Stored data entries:
>> begin
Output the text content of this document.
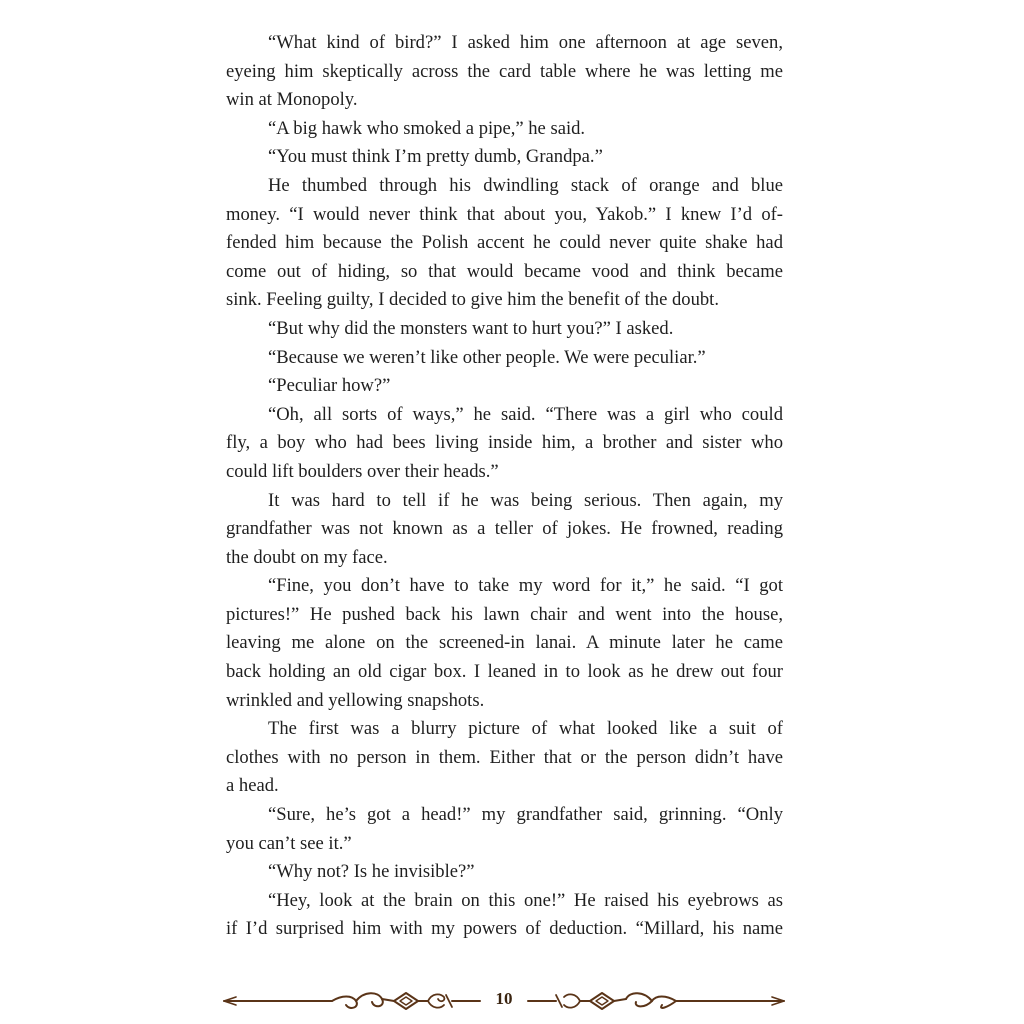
“What kind of bird?” I asked him one afternoon at age seven,
eyeing him skeptically across the card table where he was letting me
win at Monopoly.

“A big hawk who smoked a pipe,” he said.

“You must think I’m pretty dumb, Grandpa.”

He thumbed through his dwindling stack of orange and blue
money. “I would never think that about you, Yakob.” I knew I’d of-
fended him because the Polish accent he could never quite shake had
come out of hiding, so that would became vood and think became
sink. Feeling guilty, I decided to give him the benefit of the doubt.

“But why did the monsters want to hurt you?” I asked.

“Because we weren’t like other people. We were peculiar.”

“Peculiar how?”

“Oh, all sorts of ways,” he said. “There was a girl who could
fly, a boy who had bees living inside him, a brother and sister who
could lift boulders over their heads.”

It was hard to tell if he was being serious. Then again, my
grandfather was not known as a teller of jokes. He frowned, reading
the doubt on my face.

“Fine, you don’t have to take my word for it,” he said. “I got
pictures!” He pushed back his lawn chair and went into the house,
leaving me alone on the screened-in lanai. A minute later he came
back holding an old cigar box. I leaned in to look as he drew out four
wrinkled and yellowing snapshots.

The first was a blurry picture of what looked like a suit of
clothes with no person in them. Either that or the person didn’t have
a head.

“Sure, he’s got a head!” my grandfather said, grinning. “Only
you can’t see it.”

“Why not? Is he invisible?”

“Hey, look at the brain on this one!” He raised his eyebrows as
if I’d surprised him with my powers of deduction. “Millard, his name

10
>> end
Task directions —
How many lines in these records hold the string "grandfather"? Reply with the number alone.

Answer below —
2